Your task is to transcribe all of the records exactly and leave out the pictures.

[Extracted data start]

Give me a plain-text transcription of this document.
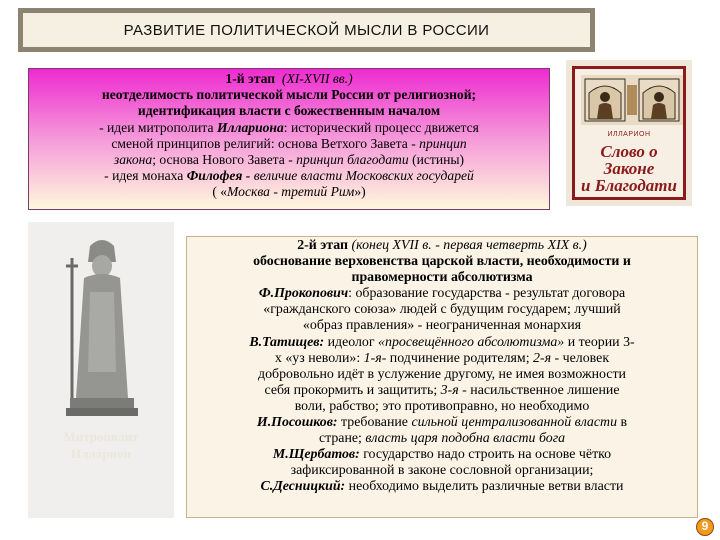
РАЗВИТИЕ ПОЛИТИЧЕСКОЙ МЫСЛИ В РОССИИ
1-й этап (XI-XVII вв.)
неотделимость политической мысли России от религиозной;
идентификация власти с божественным началом
- идеи митрополита Иллариона: исторический процесс движется
сменой принципов религий: основа Ветхого Завета - принцип
закона; основа Нового Завета - принцип благодати (истины)
- идея монаха Филофея - величие власти Московских государей
( «Москва - третий Рим»)
ИЛЛАРИОН
Слово о Законе
и Благодати
Митрополит
Илларион
2-й этап (конец XVII в. - первая четверть XIX в.)
обоснование верховенства царской власти, необходимости и
правомерности абсолютизма
Ф.Прокопович: образование государства - результат договора
«гражданского союза» людей с будущим государем; лучший
«образ правления» - неограниченная монархия
В.Татищев: идеолог «просвещённого абсолютизма» и теории 3-
х «уз неволи»: 1-я- подчинение родителям; 2-я - человек
добровольно идёт в услужение другому, не имея возможности
себя прокормить и защитить; 3-я - насильственное лишение
воли, рабство; это противоправно, но необходимо
И.Посошков: требование сильной централизованной власти в
стране; власть царя подобна власти бога
М.Щербатов: государство надо строить на основе чётко
зафиксированной в законе сословной организации;
С.Десницкий: необходимо выделить различные ветви власти
9
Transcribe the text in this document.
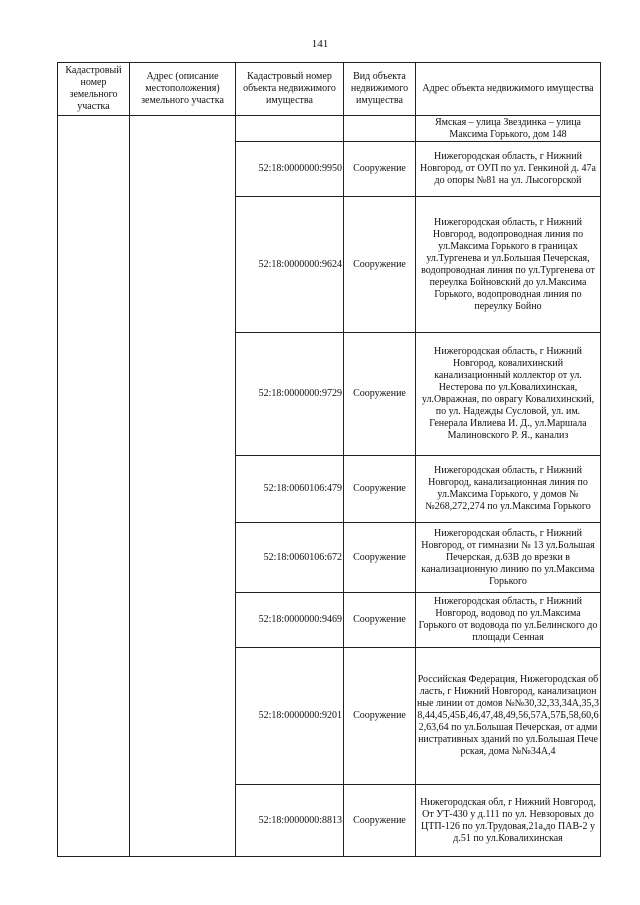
141
Кадастровый номер земельного участка	Адрес (описание местоположения) земельного участка	Кадастровый номер объекта недвижимого имущества	Вид объекта недвижимого имущества	Адрес объекта недвижимого имущества
				Ямская – улица Звездинка – улица Максима Горького, дом 148
		52:18:0000000:9950	Сооружение	Нижегородская область, г Нижний Новгород, от ОУП по ул. Генкиной д. 47а до опоры №81 на ул. Лысогорской
		52:18:0000000:9624	Сооружение	Нижегородская область, г Нижний Новгород, водопроводная линия по ул.Максима Горького в границах ул.Тургенева и ул.Большая Печерская, водопроводная линия по ул.Тургенева от переулка Бойновский до ул.Максима Горького, водопроводная линия по переулку Бойно
		52:18:0000000:9729	Сооружение	Нижегородская область, г Нижний Новгород, ковалихинский канализационный коллектор от ул. Нестерова по ул.Ковалихинская, ул.Овражная, по оврагу Ковалихинский, по ул. Надежды Сусловой, ул. им. Генерала Ивлиева И. Д., ул.Маршала Малиновского Р. Я., канализ
		52:18:0060106:479	Сооружение	Нижегородская область, г Нижний Новгород, канализационная линия по ул.Максима Горького, у домов №№268,272,274 по ул.Максима Горького
		52:18:0060106:672	Сооружение	Нижегородская область, г Нижний Новгород, от гимназии № 13 ул.Большая Печерская, д.63В до врезки в канализационную линию по ул.Максима Горького
		52:18:0000000:9469	Сооружение	Нижегородская область, г Нижний Новгород, водовод по ул.Максима Горького от водовода по ул.Белинского до площади Сенная
		52:18:0000000:9201	Сооружение	Российская Федерация, Нижегородская область, г Нижний Новгород, канализационные линии от домов №№30,32,33,34А,35,38,44,45,45Б,46,47,48,49,56,57А,57Б,58,60,62,63,64 по ул.Большая Печерская, от административных зданий по ул.Большая Печерская, дома №№34А,4
		52:18:0000000:8813	Сооружение	Нижегородская обл, г Нижний Новгород, От УТ-430 у д.111 по ул. Невзоровых до ЦТП-126 по ул.Трудовая,21а,до ПАВ-2 у д.51 по ул.Ковалихинская
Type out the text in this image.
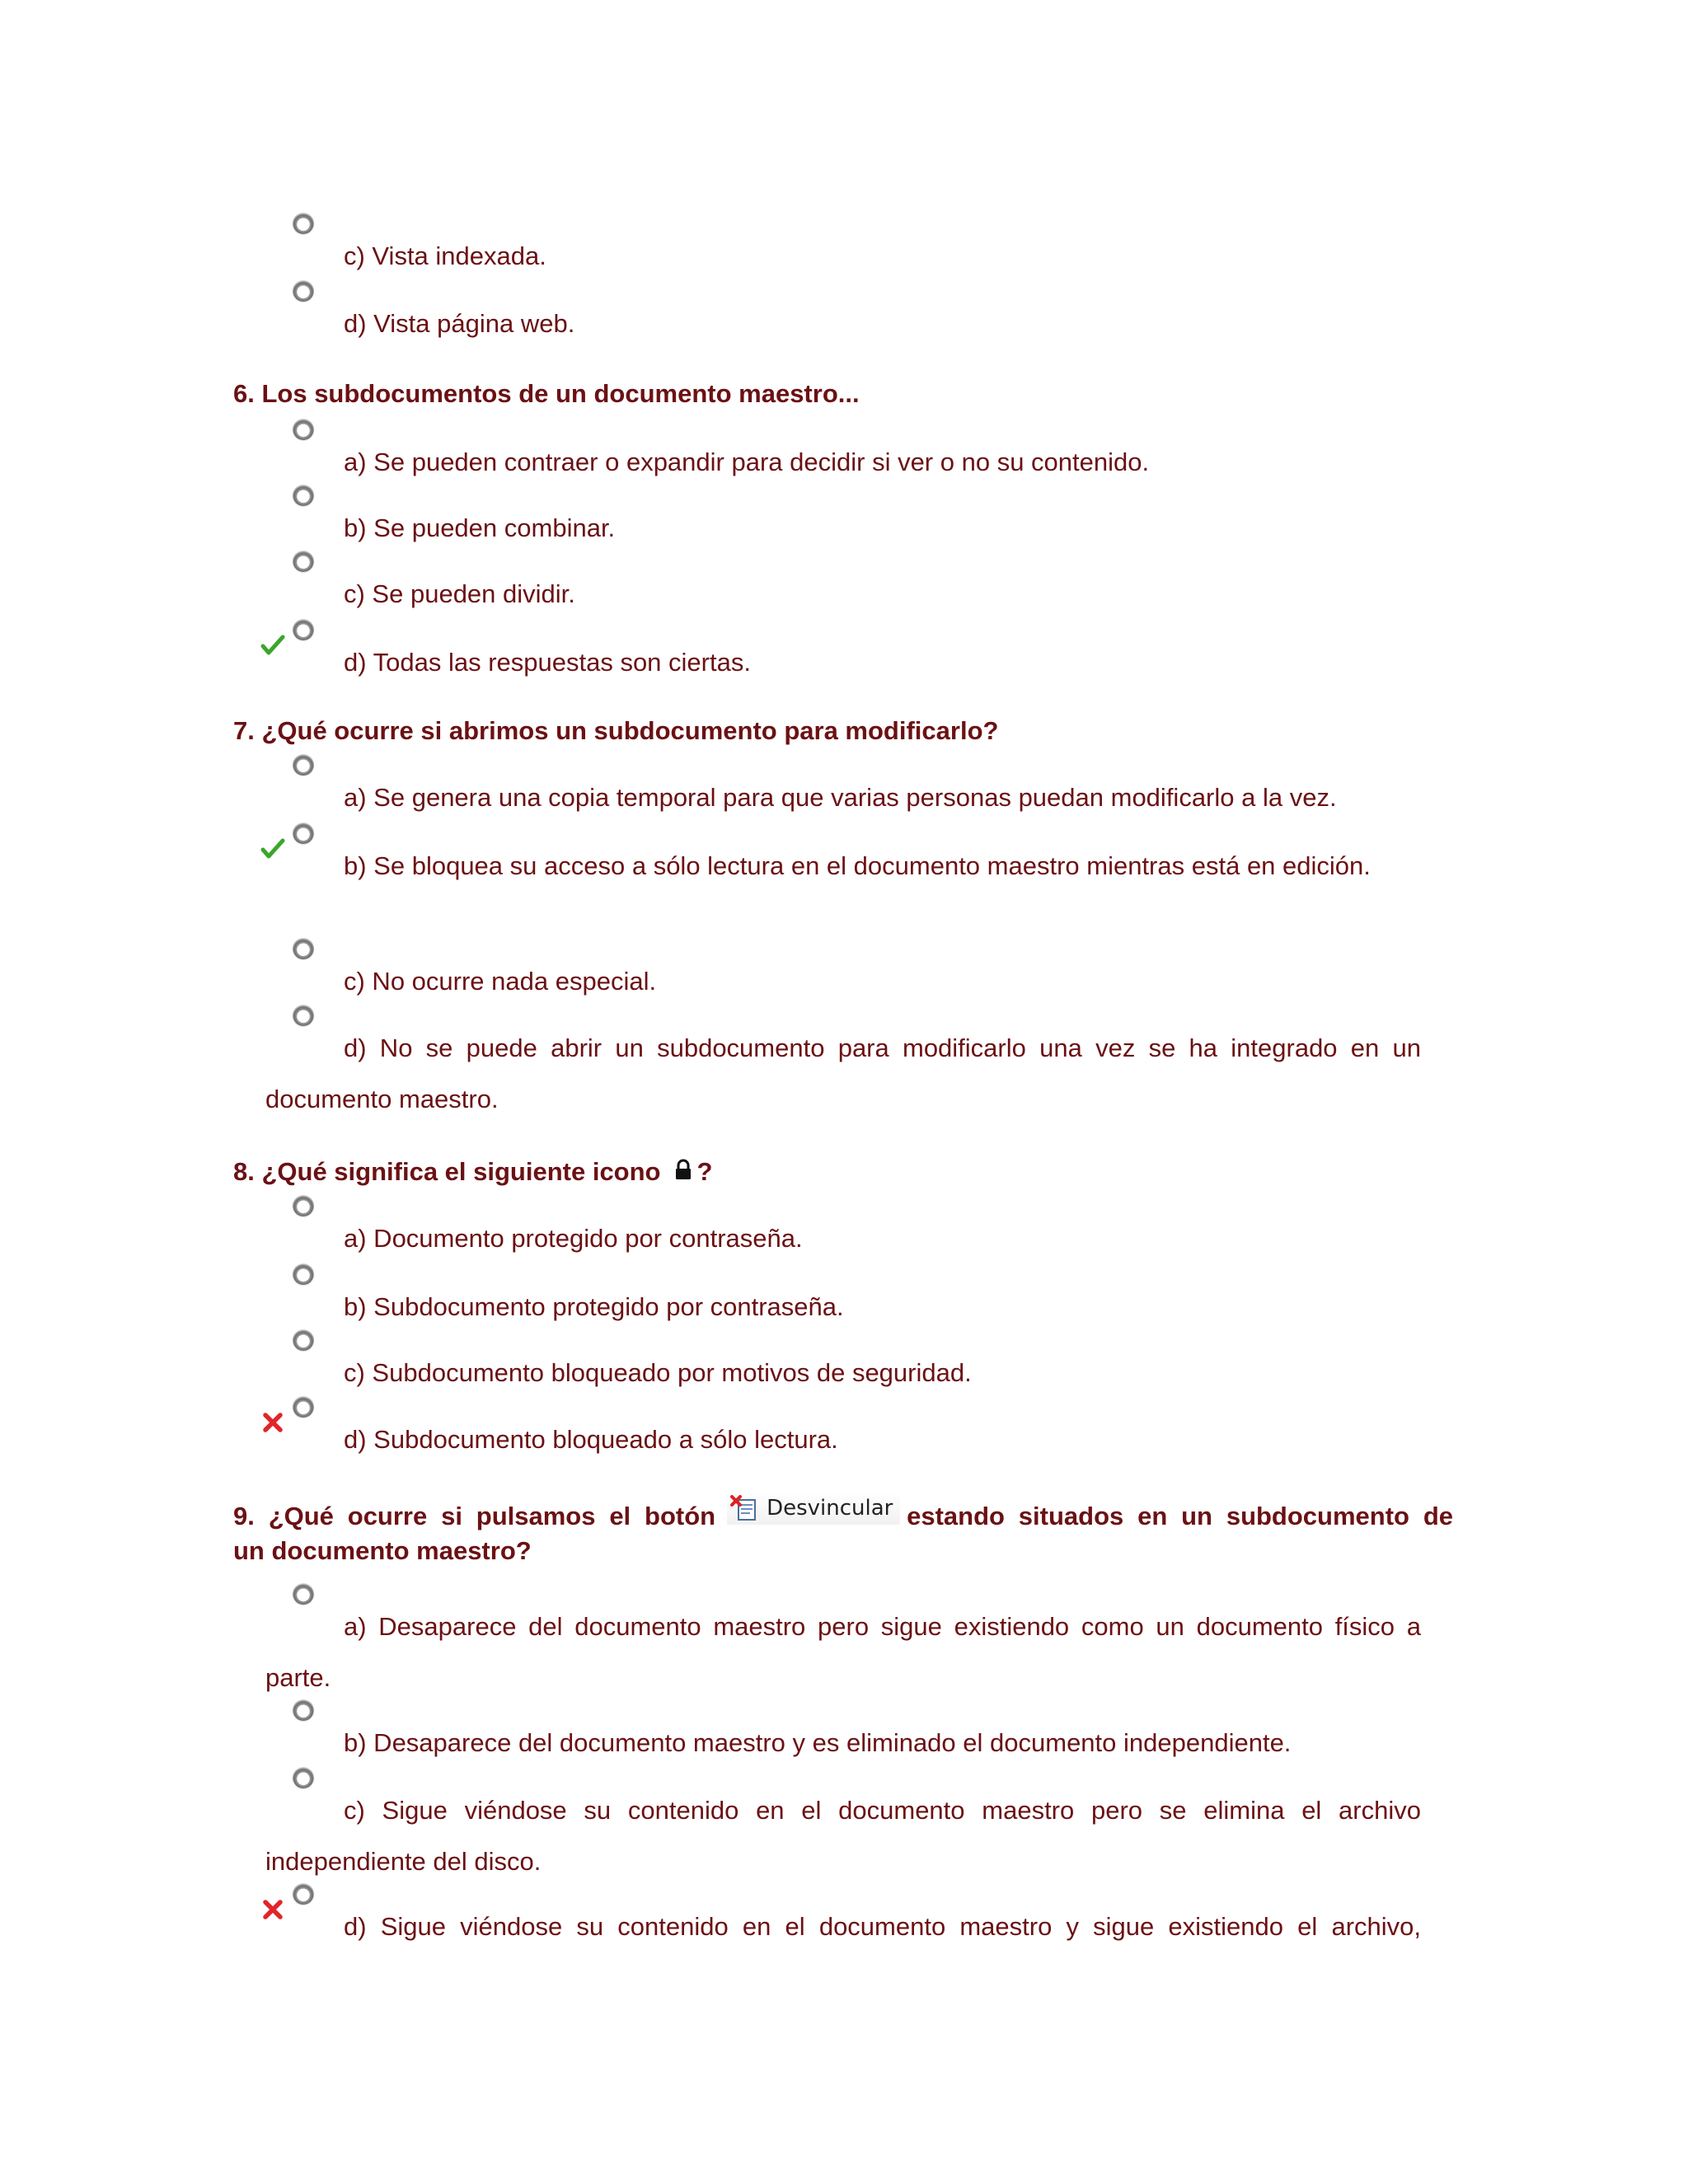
c) Vista indexada.
d) Vista página web.

6. Los subdocumentos de un documento maestro...

a) Se pueden contraer o expandir para decidir si ver o no su contenido.
b) Se pueden combinar.
c) Se pueden dividir.
d) Todas las respuestas son ciertas.

7. ¿Qué ocurre si abrimos un subdocumento para modificarlo?

a) Se genera una copia temporal para que varias personas puedan modificarlo a la vez.
b) Se bloquea su acceso a sólo lectura en el documento maestro mientras está en edición.
c) No ocurre nada especial.
d) No se puede abrir un subdocumento para modificarlo una vez se ha integrado en un documento maestro.

8. ¿Qué significa el siguiente icono ?

a) Documento protegido por contraseña.
b) Subdocumento protegido por contraseña.
c) Subdocumento bloqueado por motivos de seguridad.
d) Subdocumento bloqueado a sólo lectura.
9. ¿Qué ocurre si pulsamos el botón Desvincular estando situados en un subdocumento de
un documento maestro?
a) Desaparece del documento maestro pero sigue existiendo como un documento físico a parte.
b) Desaparece del documento maestro y es eliminado el documento independiente.
c) Sigue viéndose su contenido en el documento maestro pero se elimina el archivo independiente del disco.
d) Sigue viéndose su contenido en el documento maestro y sigue existiendo el archivo,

[Extracted data end]

* Full response:
Give me a plain-text transcription of this document.
РАЗВИТИЕ ПОЛИТИЧЕСКОЙ МЫСЛИ В РОССИИ
1-й этап (XI-XVII вв.)
неотделимость политической мысли России от религиозной;
идентификация власти с божественным началом
- идеи митрополита Иллариона: исторический процесс движется
сменой принципов религий: основа Ветхого Завета - принцип
закона; основа Нового Завета - принцип благодати (истины)
- идея монаха Филофея - величие власти Московских государей
( «Москва - третий Рим»)
ИЛЛАРИОН
Слово о Законе
и Благодати
Митрополит
Илларион
2-й этап (конец XVII в. - первая четверть XIX в.)
обоснование верховенства царской власти, необходимости и
правомерности абсолютизма
Ф.Прокопович: образование государства - результат договора
«гражданского союза» людей с будущим государем; лучший
«образ правления» - неограниченная монархия
В.Татищев: идеолог «просвещённого абсолютизма» и теории 3-
х «уз неволи»: 1-я- подчинение родителям; 2-я - человек
добровольно идёт в услужение другому, не имея возможности
себя прокормить и защитить; 3-я - насильственное лишение
воли, рабство; это противоправно, но необходимо
И.Посошков: требование сильной централизованной власти в
стране; власть царя подобна власти бога
М.Щербатов: государство надо строить на основе чётко
зафиксированной в законе сословной организации;
С.Десницкий: необходимо выделить различные ветви власти
9
Transcribe the text in this document.
141
Кадастровый номер земельного участка	Адрес (описание местоположения) земельного участка	Кадастровый номер объекта недвижимого имущества	Вид объекта недвижимого имущества	Адрес объекта недвижимого имущества
				Ямская – улица Звездинка – улица Максима Горького, дом 148
		52:18:0000000:9950	Сооружение	Нижегородская область, г Нижний Новгород, от ОУП по ул. Генкиной д. 47а до опоры №81 на ул. Лысогорской
		52:18:0000000:9624	Сооружение	Нижегородская область, г Нижний Новгород, водопроводная линия по ул.Максима Горького в границах ул.Тургенева и ул.Большая Печерская, водопроводная линия по ул.Тургенева от переулка Бойновский до ул.Максима Горького, водопроводная линия по переулку Бойно
		52:18:0000000:9729	Сооружение	Нижегородская область, г Нижний Новгород, ковалихинский канализационный коллектор от ул. Нестерова по ул.Ковалихинская, ул.Овражная, по оврагу Ковалихинский, по ул. Надежды Сусловой, ул. им. Генерала Ивлиева И. Д., ул.Маршала Малиновского Р. Я., канализ
		52:18:0060106:479	Сооружение	Нижегородская область, г Нижний Новгород, канализационная линия по ул.Максима Горького, у домов №№268,272,274 по ул.Максима Горького
		52:18:0060106:672	Сооружение	Нижегородская область, г Нижний Новгород, от гимназии № 13 ул.Большая Печерская, д.63В до врезки в канализационную линию по ул.Максима Горького
		52:18:0000000:9469	Сооружение	Нижегородская область, г Нижний Новгород, водовод по ул.Максима Горького от водовода по ул.Белинского до площади Сенная
		52:18:0000000:9201	Сооружение	Российская Федерация, Нижегородская область, г Нижний Новгород, канализационные линии от домов №№30,32,33,34А,35,38,44,45,45Б,46,47,48,49,56,57А,57Б,58,60,62,63,64 по ул.Большая Печерская, от административных зданий по ул.Большая Печерская, дома №№34А,4
		52:18:0000000:8813	Сооружение	Нижегородская обл, г Нижний Новгород, От УТ-430 у д.111 по ул. Невзоровых до ЦТП-126 по ул.Трудовая,21а,до ПАВ-2 у д.51 по ул.Ковалихинская
Type out the text in this image.
c) Vista indexada.
d) Vista página web.

6. Los subdocumentos de un documento maestro...

a) Se pueden contraer o expandir para decidir si ver o no su contenido.
b) Se pueden combinar.
c) Se pueden dividir.
d) Todas las respuestas son ciertas.

7. ¿Qué ocurre si abrimos un subdocumento para modificarlo?

a) Se genera una copia temporal para que varias personas puedan modificarlo a la vez.
b) Se bloquea su acceso a sólo lectura en el documento maestro mientras está en edición.
c) No ocurre nada especial.
d) No se puede abrir un subdocumento para modificarlo una vez se ha integrado en un documento maestro.

8. ¿Qué significa el siguiente icono ?

a) Documento protegido por contraseña.
b) Subdocumento protegido por contraseña.
c) Subdocumento bloqueado por motivos de seguridad.
d) Subdocumento bloqueado a sólo lectura.
9. ¿Qué ocurre si pulsamos el botón Desvincular estando situados en un subdocumento de
un documento maestro?
a) Desaparece del documento maestro pero sigue existiendo como un documento físico a parte.
b) Desaparece del documento maestro y es eliminado el documento independiente.
c) Sigue viéndose su contenido en el documento maestro pero se elimina el archivo independiente del disco.
d) Sigue viéndose su contenido en el documento maestro y sigue existiendo el archivo,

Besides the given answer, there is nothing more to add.